### EXERCISE OBJECTIVE
Write out the data below in full. Keep it exact.

[Stored data entries]

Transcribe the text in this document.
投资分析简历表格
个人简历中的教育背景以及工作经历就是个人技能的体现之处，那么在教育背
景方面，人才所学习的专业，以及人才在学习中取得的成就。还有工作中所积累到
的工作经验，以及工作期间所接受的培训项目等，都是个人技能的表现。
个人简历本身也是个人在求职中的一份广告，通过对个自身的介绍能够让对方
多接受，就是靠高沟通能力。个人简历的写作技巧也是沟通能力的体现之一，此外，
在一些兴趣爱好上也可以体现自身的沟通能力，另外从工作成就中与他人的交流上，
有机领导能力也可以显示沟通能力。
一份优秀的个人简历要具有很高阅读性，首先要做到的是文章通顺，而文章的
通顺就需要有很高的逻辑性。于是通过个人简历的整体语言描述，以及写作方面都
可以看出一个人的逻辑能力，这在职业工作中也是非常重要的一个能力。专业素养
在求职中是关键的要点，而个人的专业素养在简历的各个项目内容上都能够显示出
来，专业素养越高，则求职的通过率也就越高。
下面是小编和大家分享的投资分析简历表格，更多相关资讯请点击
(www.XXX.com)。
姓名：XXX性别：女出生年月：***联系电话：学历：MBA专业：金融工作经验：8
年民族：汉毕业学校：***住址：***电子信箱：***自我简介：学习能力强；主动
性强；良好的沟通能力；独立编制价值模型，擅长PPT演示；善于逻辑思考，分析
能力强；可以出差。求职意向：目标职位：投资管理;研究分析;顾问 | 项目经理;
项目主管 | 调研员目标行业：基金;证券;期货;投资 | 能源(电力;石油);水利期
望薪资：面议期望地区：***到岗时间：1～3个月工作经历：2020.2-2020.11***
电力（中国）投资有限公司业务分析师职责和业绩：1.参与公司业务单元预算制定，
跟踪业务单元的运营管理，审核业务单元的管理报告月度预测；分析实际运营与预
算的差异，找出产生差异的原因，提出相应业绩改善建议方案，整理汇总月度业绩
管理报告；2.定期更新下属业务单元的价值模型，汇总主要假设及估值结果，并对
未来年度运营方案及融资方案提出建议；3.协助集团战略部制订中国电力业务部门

### EXPECTED ANSWER
Transcribe the text in this document.
投资分析简历表格
个人简历中的教育背景以及工作经历就是个人技能的体现之处，那么在教育背
景方面，人才所学习的专业，以及人才在学习中取得的成就。还有工作中所积累到
的工作经验，以及工作期间所接受的培训项目等，都是个人技能的表现。
个人简历本身也是个人在求职中的一份广告，通过对个自身的介绍能够让对方
多接受，就是靠高沟通能力。个人简历的写作技巧也是沟通能力的体现之一，此外，
在一些兴趣爱好上也可以体现自身的沟通能力，另外从工作成就中与他人的交流上，
有机领导能力也可以显示沟通能力。
一份优秀的个人简历要具有很高阅读性，首先要做到的是文章通顺，而文章的
通顺就需要有很高的逻辑性。于是通过个人简历的整体语言描述，以及写作方面都
可以看出一个人的逻辑能力，这在职业工作中也是非常重要的一个能力。专业素养
在求职中是关键的要点，而个人的专业素养在简历的各个项目内容上都能够显示出
来，专业素养越高，则求职的通过率也就越高。
下面是小编和大家分享的投资分析简历表格，更多相关资讯请点击
(www.XXX.com)。
姓名：XXX性别：女出生年月：***联系电话：学历：MBA专业：金融工作经验：8
年民族：汉毕业学校：***住址：***电子信箱：***自我简介：学习能力强；主动
性强；良好的沟通能力；独立编制价值模型，擅长PPT演示；善于逻辑思考，分析
能力强；可以出差。求职意向：目标职位：投资管理;研究分析;顾问 | 项目经理;
项目主管 | 调研员目标行业：基金;证券;期货;投资 | 能源(电力;石油);水利期
望薪资：面议期望地区：***到岗时间：1～3个月工作经历：2020.2-2020.11***
电力（中国）投资有限公司业务分析师职责和业绩：1.参与公司业务单元预算制定，
跟踪业务单元的运营管理，审核业务单元的管理报告月度预测；分析实际运营与预
算的差异，找出产生差异的原因，提出相应业绩改善建议方案，整理汇总月度业绩
管理报告；2.定期更新下属业务单元的价值模型，汇总主要假设及估值结果，并对
未来年度运营方案及融资方案提出建议；3.协助集团战略部制订中国电力业务部门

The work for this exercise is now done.